▶ **TASK DESCRIPTION**
Keep only the lines where "name" appears.

— Start of GIVEN RECORDS —

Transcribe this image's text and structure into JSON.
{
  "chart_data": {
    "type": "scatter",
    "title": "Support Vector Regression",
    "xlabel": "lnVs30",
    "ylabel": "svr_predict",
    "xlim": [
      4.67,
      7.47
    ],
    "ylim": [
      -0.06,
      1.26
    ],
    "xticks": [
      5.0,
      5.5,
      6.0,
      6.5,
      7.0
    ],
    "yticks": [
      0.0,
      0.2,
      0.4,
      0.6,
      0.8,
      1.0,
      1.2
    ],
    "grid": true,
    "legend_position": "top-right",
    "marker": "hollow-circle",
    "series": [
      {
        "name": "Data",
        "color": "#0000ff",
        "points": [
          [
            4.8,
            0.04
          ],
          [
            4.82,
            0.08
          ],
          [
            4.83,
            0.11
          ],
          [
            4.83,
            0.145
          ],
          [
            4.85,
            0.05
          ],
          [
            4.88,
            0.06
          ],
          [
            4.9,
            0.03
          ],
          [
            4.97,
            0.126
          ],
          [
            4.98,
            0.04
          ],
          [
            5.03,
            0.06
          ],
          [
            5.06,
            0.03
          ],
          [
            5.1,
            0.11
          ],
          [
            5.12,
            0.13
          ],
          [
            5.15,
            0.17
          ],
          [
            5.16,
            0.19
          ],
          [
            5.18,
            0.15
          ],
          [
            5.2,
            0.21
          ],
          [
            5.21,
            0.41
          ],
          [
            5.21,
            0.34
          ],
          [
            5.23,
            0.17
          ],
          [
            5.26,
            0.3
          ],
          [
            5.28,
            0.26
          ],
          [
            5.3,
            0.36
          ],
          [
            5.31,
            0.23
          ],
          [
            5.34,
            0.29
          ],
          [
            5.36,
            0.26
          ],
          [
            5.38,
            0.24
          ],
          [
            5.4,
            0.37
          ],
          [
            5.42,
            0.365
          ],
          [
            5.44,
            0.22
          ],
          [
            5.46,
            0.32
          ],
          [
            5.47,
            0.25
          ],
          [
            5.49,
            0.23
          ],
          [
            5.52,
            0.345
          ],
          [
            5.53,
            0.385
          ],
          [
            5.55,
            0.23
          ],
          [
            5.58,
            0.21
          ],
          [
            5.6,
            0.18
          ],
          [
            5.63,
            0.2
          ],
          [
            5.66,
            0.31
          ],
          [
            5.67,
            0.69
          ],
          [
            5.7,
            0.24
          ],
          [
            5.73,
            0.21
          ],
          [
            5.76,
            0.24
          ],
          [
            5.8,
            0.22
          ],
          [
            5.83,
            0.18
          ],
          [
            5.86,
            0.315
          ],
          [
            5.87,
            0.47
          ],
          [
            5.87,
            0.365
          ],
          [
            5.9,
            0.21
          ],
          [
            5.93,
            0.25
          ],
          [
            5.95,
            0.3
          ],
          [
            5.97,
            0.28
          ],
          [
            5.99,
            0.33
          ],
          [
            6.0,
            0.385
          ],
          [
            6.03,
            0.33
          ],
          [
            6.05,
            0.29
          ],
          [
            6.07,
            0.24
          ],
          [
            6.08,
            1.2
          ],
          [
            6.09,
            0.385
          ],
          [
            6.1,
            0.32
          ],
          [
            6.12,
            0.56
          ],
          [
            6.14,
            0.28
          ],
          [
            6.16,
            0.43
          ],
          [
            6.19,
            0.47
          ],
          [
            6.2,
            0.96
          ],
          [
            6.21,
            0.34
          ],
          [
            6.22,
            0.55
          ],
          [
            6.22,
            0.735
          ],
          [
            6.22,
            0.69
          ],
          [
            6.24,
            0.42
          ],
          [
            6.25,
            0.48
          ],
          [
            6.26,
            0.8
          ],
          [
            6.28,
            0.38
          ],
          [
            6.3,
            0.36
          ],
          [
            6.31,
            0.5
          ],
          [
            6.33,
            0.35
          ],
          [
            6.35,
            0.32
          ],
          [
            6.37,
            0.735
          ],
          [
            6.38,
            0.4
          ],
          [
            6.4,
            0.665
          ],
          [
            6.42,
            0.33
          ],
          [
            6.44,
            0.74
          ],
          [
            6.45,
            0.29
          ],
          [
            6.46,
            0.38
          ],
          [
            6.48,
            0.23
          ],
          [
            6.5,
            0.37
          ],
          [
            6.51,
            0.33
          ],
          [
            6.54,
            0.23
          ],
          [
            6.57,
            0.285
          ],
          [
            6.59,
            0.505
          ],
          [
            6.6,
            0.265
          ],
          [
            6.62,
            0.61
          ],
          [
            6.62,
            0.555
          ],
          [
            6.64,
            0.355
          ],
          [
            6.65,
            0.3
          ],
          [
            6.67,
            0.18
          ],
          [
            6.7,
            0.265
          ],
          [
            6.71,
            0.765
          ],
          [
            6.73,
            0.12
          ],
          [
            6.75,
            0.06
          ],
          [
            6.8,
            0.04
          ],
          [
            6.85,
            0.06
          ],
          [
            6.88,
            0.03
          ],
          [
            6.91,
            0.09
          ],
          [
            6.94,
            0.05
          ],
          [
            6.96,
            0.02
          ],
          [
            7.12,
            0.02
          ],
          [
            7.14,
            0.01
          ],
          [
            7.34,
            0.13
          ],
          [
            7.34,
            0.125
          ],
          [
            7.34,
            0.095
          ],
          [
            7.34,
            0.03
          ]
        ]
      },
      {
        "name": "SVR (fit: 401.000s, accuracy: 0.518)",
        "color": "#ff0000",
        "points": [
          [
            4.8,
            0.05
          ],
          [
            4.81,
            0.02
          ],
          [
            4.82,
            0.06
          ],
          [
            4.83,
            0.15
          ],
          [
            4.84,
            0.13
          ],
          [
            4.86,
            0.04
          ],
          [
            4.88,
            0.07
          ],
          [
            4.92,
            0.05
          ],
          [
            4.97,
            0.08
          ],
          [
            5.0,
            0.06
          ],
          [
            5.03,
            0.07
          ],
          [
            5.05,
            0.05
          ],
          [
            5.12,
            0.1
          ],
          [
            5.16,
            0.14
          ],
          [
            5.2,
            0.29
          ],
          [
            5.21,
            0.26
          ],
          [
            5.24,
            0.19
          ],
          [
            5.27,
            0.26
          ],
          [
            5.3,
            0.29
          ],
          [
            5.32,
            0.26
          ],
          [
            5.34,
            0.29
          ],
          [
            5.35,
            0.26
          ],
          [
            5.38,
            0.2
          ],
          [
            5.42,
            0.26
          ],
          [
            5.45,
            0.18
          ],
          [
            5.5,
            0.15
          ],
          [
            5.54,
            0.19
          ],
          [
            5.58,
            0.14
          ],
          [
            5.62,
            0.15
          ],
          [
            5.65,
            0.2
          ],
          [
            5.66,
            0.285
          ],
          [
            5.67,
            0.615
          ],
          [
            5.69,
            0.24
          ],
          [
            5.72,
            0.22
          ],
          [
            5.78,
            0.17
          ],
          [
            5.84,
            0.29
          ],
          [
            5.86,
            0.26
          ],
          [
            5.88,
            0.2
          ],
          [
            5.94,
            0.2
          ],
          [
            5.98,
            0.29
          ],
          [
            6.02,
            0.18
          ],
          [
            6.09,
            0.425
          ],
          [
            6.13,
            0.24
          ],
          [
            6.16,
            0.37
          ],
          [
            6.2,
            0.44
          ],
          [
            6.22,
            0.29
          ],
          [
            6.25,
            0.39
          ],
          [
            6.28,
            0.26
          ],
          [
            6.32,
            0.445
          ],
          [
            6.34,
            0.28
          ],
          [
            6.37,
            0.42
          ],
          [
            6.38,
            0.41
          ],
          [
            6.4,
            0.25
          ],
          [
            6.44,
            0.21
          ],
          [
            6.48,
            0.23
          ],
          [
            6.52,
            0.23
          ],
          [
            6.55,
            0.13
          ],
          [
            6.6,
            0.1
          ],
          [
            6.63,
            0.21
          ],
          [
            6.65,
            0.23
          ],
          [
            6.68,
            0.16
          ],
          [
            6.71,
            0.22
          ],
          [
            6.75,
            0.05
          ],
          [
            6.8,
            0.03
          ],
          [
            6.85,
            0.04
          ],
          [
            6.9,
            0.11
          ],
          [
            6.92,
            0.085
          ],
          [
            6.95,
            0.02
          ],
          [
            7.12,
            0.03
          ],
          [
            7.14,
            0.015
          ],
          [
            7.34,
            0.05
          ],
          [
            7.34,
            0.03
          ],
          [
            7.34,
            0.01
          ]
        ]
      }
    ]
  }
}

— End of GIVEN RECORDS —

▶ **RESPONSE TO THIS EXERCISE**
        "name": "Data",
        "name": "SVR (fit: 401.000s, accuracy: 0.518)",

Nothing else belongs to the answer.